[Data lines]:
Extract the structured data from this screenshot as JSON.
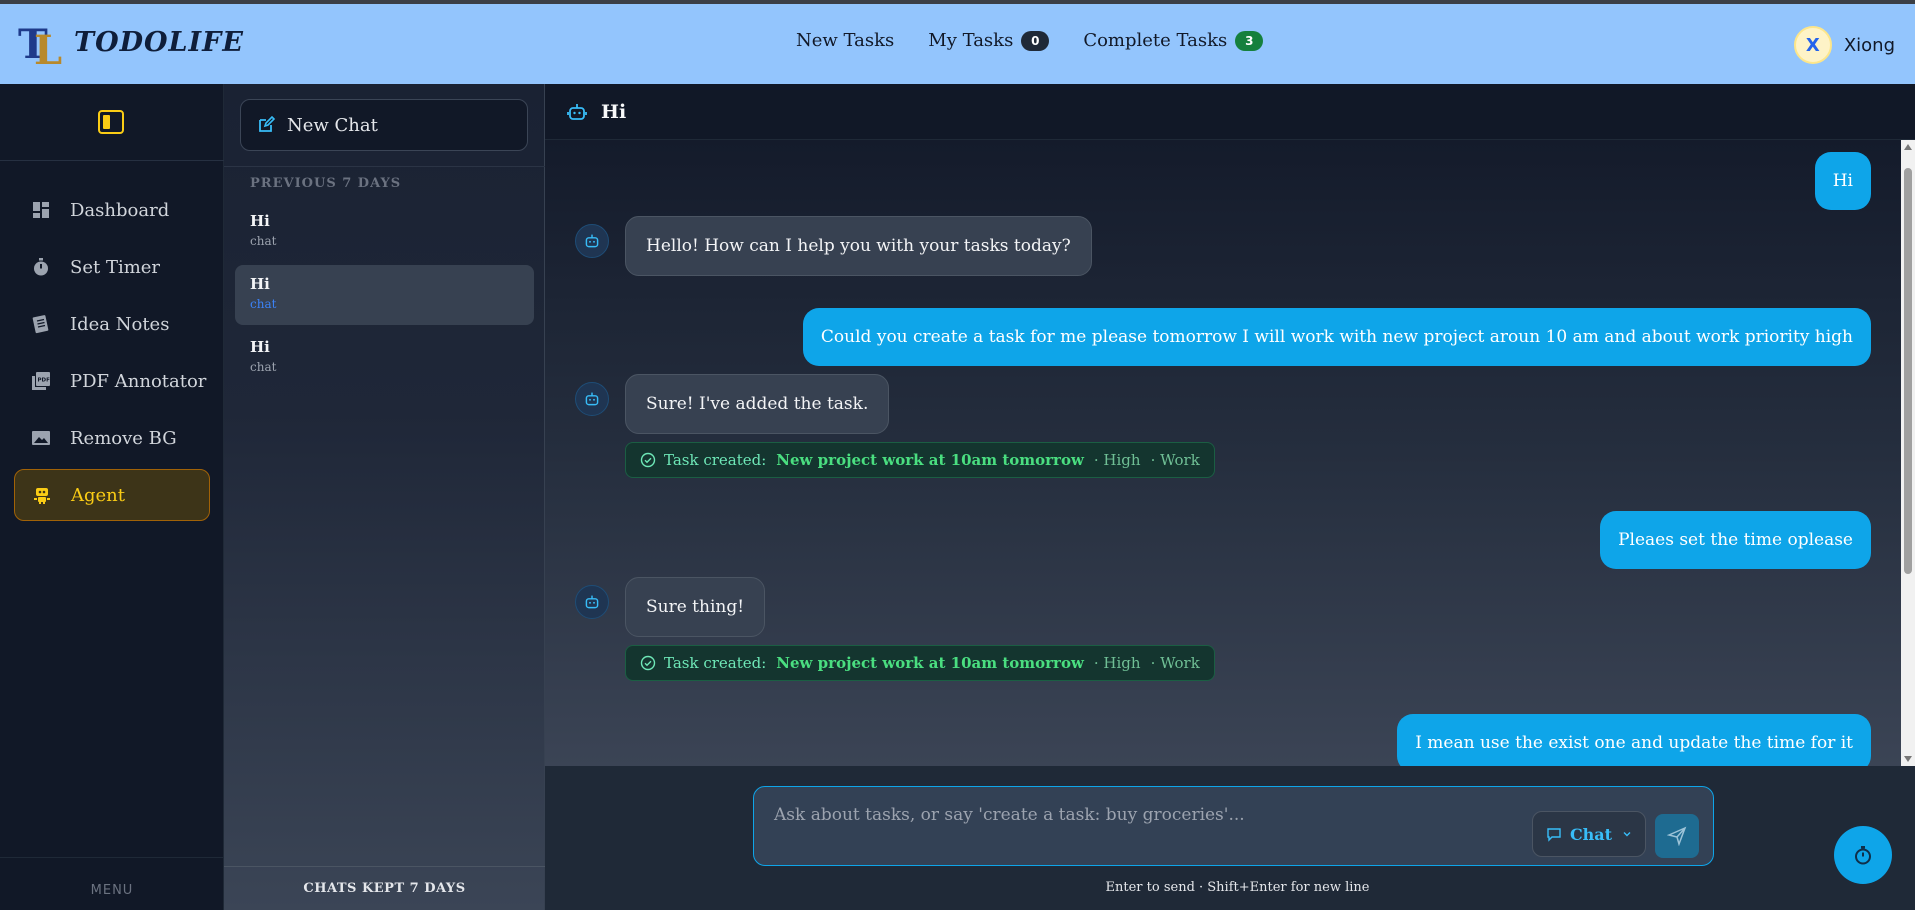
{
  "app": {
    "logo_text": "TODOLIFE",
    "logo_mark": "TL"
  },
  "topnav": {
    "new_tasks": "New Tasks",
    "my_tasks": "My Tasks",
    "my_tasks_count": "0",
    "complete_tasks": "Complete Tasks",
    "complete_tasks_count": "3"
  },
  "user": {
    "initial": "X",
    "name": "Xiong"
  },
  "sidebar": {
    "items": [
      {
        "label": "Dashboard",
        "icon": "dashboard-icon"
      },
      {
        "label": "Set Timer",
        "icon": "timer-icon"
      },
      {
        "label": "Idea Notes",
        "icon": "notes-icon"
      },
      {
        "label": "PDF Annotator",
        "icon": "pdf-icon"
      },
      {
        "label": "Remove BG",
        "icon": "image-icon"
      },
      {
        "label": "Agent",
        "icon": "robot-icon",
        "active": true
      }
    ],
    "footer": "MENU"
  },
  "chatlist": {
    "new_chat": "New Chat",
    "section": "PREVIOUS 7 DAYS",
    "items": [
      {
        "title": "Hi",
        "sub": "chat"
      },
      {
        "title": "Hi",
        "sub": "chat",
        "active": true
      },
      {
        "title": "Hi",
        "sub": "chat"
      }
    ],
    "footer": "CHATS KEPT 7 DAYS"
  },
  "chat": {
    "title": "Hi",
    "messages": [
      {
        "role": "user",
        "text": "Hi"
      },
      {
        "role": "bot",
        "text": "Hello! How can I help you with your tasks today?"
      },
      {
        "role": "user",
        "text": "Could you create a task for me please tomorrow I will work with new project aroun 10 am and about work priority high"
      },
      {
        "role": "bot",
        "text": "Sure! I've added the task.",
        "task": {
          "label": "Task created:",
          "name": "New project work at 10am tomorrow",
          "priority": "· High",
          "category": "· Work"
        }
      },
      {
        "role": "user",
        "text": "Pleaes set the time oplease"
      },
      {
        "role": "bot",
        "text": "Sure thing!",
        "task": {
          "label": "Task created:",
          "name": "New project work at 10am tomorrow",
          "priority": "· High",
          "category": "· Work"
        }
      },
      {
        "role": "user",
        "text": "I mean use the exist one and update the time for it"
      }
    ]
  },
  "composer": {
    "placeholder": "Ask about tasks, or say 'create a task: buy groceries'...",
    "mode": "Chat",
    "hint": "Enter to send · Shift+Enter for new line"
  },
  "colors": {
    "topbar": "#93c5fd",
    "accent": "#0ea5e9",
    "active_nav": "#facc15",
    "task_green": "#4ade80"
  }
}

[Task statement]:
Pick out all the lines with the word "about" in them and copy them.

[Response to the exercise]:
        "text": "Could you create a task for me please tomorrow I will work with new project aroun 10 am and about work priority high"
    "placeholder": "Ask about tasks, or say 'create a task: buy groceries'...",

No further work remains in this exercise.